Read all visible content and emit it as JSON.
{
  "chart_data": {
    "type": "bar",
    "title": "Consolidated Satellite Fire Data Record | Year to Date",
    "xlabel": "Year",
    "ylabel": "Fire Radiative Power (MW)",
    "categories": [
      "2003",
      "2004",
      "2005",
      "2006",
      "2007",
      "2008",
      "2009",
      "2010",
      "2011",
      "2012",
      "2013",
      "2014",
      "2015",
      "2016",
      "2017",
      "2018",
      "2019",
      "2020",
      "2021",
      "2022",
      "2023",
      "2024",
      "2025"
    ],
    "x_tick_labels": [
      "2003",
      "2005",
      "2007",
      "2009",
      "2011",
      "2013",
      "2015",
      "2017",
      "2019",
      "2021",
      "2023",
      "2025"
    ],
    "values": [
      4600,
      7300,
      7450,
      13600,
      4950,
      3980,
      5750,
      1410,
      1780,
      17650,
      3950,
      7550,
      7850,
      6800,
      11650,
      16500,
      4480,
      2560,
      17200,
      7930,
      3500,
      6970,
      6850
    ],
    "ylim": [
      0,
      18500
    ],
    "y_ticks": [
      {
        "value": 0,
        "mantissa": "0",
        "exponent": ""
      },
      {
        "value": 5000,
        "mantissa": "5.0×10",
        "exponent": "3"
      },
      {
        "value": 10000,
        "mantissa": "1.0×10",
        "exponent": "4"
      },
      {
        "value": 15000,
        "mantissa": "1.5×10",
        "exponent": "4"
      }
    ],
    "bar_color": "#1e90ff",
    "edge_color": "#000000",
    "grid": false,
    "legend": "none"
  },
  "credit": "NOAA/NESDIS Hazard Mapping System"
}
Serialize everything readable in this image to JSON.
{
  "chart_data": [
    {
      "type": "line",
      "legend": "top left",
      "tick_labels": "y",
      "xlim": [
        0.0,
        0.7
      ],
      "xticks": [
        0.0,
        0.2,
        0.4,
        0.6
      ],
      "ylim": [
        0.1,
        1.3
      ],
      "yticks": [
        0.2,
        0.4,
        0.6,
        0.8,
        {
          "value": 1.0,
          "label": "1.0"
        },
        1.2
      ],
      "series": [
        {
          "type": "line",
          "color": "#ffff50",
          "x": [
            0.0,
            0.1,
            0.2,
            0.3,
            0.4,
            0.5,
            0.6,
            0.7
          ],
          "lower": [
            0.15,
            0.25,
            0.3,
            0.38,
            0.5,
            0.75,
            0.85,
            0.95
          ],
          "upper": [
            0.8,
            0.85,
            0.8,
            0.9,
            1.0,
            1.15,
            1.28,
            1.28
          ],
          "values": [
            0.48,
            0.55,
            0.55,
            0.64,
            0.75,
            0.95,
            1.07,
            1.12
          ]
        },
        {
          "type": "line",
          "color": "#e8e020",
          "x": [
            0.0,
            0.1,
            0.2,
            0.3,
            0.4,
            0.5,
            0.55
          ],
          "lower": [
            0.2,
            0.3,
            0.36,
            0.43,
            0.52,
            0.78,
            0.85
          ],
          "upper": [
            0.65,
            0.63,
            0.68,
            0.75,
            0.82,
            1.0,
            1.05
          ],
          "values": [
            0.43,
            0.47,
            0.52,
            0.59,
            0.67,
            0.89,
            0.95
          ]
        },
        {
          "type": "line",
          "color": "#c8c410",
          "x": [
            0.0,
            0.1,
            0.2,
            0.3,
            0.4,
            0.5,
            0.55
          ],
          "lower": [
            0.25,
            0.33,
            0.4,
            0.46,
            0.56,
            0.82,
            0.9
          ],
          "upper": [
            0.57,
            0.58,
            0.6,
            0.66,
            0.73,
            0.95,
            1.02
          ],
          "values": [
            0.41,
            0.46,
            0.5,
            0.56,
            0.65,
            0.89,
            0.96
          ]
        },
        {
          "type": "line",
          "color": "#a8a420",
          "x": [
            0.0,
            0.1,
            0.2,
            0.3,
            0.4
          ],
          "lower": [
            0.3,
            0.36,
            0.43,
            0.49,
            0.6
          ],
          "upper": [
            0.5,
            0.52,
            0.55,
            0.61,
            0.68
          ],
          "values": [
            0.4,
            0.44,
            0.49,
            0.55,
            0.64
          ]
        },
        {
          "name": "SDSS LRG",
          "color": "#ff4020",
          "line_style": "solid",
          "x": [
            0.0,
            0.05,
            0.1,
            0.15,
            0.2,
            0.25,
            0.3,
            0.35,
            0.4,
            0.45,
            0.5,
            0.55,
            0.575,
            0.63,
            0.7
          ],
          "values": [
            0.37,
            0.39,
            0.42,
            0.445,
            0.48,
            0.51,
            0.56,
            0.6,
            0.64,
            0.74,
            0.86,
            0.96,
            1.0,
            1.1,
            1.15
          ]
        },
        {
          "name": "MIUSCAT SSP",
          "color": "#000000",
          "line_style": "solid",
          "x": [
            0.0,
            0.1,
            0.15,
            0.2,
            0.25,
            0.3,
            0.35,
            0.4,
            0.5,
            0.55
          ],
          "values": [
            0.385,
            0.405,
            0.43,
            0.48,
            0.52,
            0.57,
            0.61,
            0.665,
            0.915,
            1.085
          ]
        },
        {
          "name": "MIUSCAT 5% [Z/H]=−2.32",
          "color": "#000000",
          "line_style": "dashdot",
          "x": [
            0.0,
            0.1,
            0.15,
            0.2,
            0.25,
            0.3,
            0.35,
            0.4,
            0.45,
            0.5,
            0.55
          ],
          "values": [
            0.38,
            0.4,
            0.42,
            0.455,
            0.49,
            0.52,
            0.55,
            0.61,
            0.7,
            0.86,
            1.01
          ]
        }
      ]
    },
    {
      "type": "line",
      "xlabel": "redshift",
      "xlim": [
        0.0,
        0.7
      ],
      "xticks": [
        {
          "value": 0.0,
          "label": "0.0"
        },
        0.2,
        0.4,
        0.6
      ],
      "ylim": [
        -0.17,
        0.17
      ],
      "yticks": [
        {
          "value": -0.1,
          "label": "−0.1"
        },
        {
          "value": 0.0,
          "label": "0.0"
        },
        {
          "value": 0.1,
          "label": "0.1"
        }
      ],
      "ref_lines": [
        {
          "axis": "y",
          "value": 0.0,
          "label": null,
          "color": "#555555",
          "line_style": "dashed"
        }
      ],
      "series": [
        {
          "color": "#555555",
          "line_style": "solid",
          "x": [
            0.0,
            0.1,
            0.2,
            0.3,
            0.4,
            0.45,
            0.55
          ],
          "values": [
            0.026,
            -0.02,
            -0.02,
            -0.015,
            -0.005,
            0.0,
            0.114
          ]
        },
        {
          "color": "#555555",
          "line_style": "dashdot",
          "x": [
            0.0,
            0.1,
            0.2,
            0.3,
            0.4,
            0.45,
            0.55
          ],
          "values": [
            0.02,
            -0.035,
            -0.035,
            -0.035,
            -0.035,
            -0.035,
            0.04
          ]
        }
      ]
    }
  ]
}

___

## WHAT IS NEEDED
Would you give the material above again, complete and exact?

## FULL OUTPUT
Read all visible content and emit it as JSON.
{
  "chart_data": {
    "type": "bar",
    "title": "Consolidated Satellite Fire Data Record | Year to Date",
    "xlabel": "Year",
    "ylabel": "Fire Radiative Power (MW)",
    "categories": [
      "2003",
      "2004",
      "2005",
      "2006",
      "2007",
      "2008",
      "2009",
      "2010",
      "2011",
      "2012",
      "2013",
      "2014",
      "2015",
      "2016",
      "2017",
      "2018",
      "2019",
      "2020",
      "2021",
      "2022",
      "2023",
      "2024",
      "2025"
    ],
    "x_tick_labels": [
      "2003",
      "2005",
      "2007",
      "2009",
      "2011",
      "2013",
      "2015",
      "2017",
      "2019",
      "2021",
      "2023",
      "2025"
    ],
    "values": [
      4600,
      7300,
      7450,
      13600,
      4950,
      3980,
      5750,
      1410,
      1780,
      17650,
      3950,
      7550,
      7850,
      6800,
      11650,
      16500,
      4480,
      2560,
      17200,
      7930,
      3500,
      6970,
      6850
    ],
    "ylim": [
      0,
      18500
    ],
    "y_ticks": [
      {
        "value": 0,
        "mantissa": "0",
        "exponent": ""
      },
      {
        "value": 5000,
        "mantissa": "5.0×10",
        "exponent": "3"
      },
      {
        "value": 10000,
        "mantissa": "1.0×10",
        "exponent": "4"
      },
      {
        "value": 15000,
        "mantissa": "1.5×10",
        "exponent": "4"
      }
    ],
    "bar_color": "#1e90ff",
    "edge_color": "#000000",
    "grid": false,
    "legend": "none"
  },
  "credit": "NOAA/NESDIS Hazard Mapping System"
}
Serialize everything readable in this image to JSON.
{
  "chart_data": [
    {
      "type": "line",
      "legend": "top left",
      "tick_labels": "y",
      "xlim": [
        0.0,
        0.7
      ],
      "xticks": [
        0.0,
        0.2,
        0.4,
        0.6
      ],
      "ylim": [
        0.1,
        1.3
      ],
      "yticks": [
        0.2,
        0.4,
        0.6,
        0.8,
        {
          "value": 1.0,
          "label": "1.0"
        },
        1.2
      ],
      "series": [
        {
          "type": "line",
          "color": "#ffff50",
          "x": [
            0.0,
            0.1,
            0.2,
            0.3,
            0.4,
            0.5,
            0.6,
            0.7
          ],
          "lower": [
            0.15,
            0.25,
            0.3,
            0.38,
            0.5,
            0.75,
            0.85,
            0.95
          ],
          "upper": [
            0.8,
            0.85,
            0.8,
            0.9,
            1.0,
            1.15,
            1.28,
            1.28
          ],
          "values": [
            0.48,
            0.55,
            0.55,
            0.64,
            0.75,
            0.95,
            1.07,
            1.12
          ]
        },
        {
          "type": "line",
          "color": "#e8e020",
          "x": [
            0.0,
            0.1,
            0.2,
            0.3,
            0.4,
            0.5,
            0.55
          ],
          "lower": [
            0.2,
            0.3,
            0.36,
            0.43,
            0.52,
            0.78,
            0.85
          ],
          "upper": [
            0.65,
            0.63,
            0.68,
            0.75,
            0.82,
            1.0,
            1.05
          ],
          "values": [
            0.43,
            0.47,
            0.52,
            0.59,
            0.67,
            0.89,
            0.95
          ]
        },
        {
          "type": "line",
          "color": "#c8c410",
          "x": [
            0.0,
            0.1,
            0.2,
            0.3,
            0.4,
            0.5,
            0.55
          ],
          "lower": [
            0.25,
            0.33,
            0.4,
            0.46,
            0.56,
            0.82,
            0.9
          ],
          "upper": [
            0.57,
            0.58,
            0.6,
            0.66,
            0.73,
            0.95,
            1.02
          ],
          "values": [
            0.41,
            0.46,
            0.5,
            0.56,
            0.65,
            0.89,
            0.96
          ]
        },
        {
          "type": "line",
          "color": "#a8a420",
          "x": [
            0.0,
            0.1,
            0.2,
            0.3,
            0.4
          ],
          "lower": [
            0.3,
            0.36,
            0.43,
            0.49,
            0.6
          ],
          "upper": [
            0.5,
            0.52,
            0.55,
            0.61,
            0.68
          ],
          "values": [
            0.4,
            0.44,
            0.49,
            0.55,
            0.64
          ]
        },
        {
          "name": "SDSS LRG",
          "color": "#ff4020",
          "line_style": "solid",
          "x": [
            0.0,
            0.05,
            0.1,
            0.15,
            0.2,
            0.25,
            0.3,
            0.35,
            0.4,
            0.45,
            0.5,
            0.55,
            0.575,
            0.63,
            0.7
          ],
          "values": [
            0.37,
            0.39,
            0.42,
            0.445,
            0.48,
            0.51,
            0.56,
            0.6,
            0.64,
            0.74,
            0.86,
            0.96,
            1.0,
            1.1,
            1.15
          ]
        },
        {
          "name": "MIUSCAT SSP",
          "color": "#000000",
          "line_style": "solid",
          "x": [
            0.0,
            0.1,
            0.15,
            0.2,
            0.25,
            0.3,
            0.35,
            0.4,
            0.5,
            0.55
          ],
          "values": [
            0.385,
            0.405,
            0.43,
            0.48,
            0.52,
            0.57,
            0.61,
            0.665,
            0.915,
            1.085
          ]
        },
        {
          "name": "MIUSCAT 5% [Z/H]=−2.32",
          "color": "#000000",
          "line_style": "dashdot",
          "x": [
            0.0,
            0.1,
            0.15,
            0.2,
            0.25,
            0.3,
            0.35,
            0.4,
            0.45,
            0.5,
            0.55
          ],
          "values": [
            0.38,
            0.4,
            0.42,
            0.455,
            0.49,
            0.52,
            0.55,
            0.61,
            0.7,
            0.86,
            1.01
          ]
        }
      ]
    },
    {
      "type": "line",
      "xlabel": "redshift",
      "xlim": [
        0.0,
        0.7
      ],
      "xticks": [
        {
          "value": 0.0,
          "label": "0.0"
        },
        0.2,
        0.4,
        0.6
      ],
      "ylim": [
        -0.17,
        0.17
      ],
      "yticks": [
        {
          "value": -0.1,
          "label": "−0.1"
        },
        {
          "value": 0.0,
          "label": "0.0"
        },
        {
          "value": 0.1,
          "label": "0.1"
        }
      ],
      "ref_lines": [
        {
          "axis": "y",
          "value": 0.0,
          "label": null,
          "color": "#555555",
          "line_style": "dashed"
        }
      ],
      "series": [
        {
          "color": "#555555",
          "line_style": "solid",
          "x": [
            0.0,
            0.1,
            0.2,
            0.3,
            0.4,
            0.45,
            0.55
          ],
          "values": [
            0.026,
            -0.02,
            -0.02,
            -0.015,
            -0.005,
            0.0,
            0.114
          ]
        },
        {
          "color": "#555555",
          "line_style": "dashdot",
          "x": [
            0.0,
            0.1,
            0.2,
            0.3,
            0.4,
            0.45,
            0.55
          ],
          "values": [
            0.02,
            -0.035,
            -0.035,
            -0.035,
            -0.035,
            -0.035,
            0.04
          ]
        }
      ]
    }
  ]
}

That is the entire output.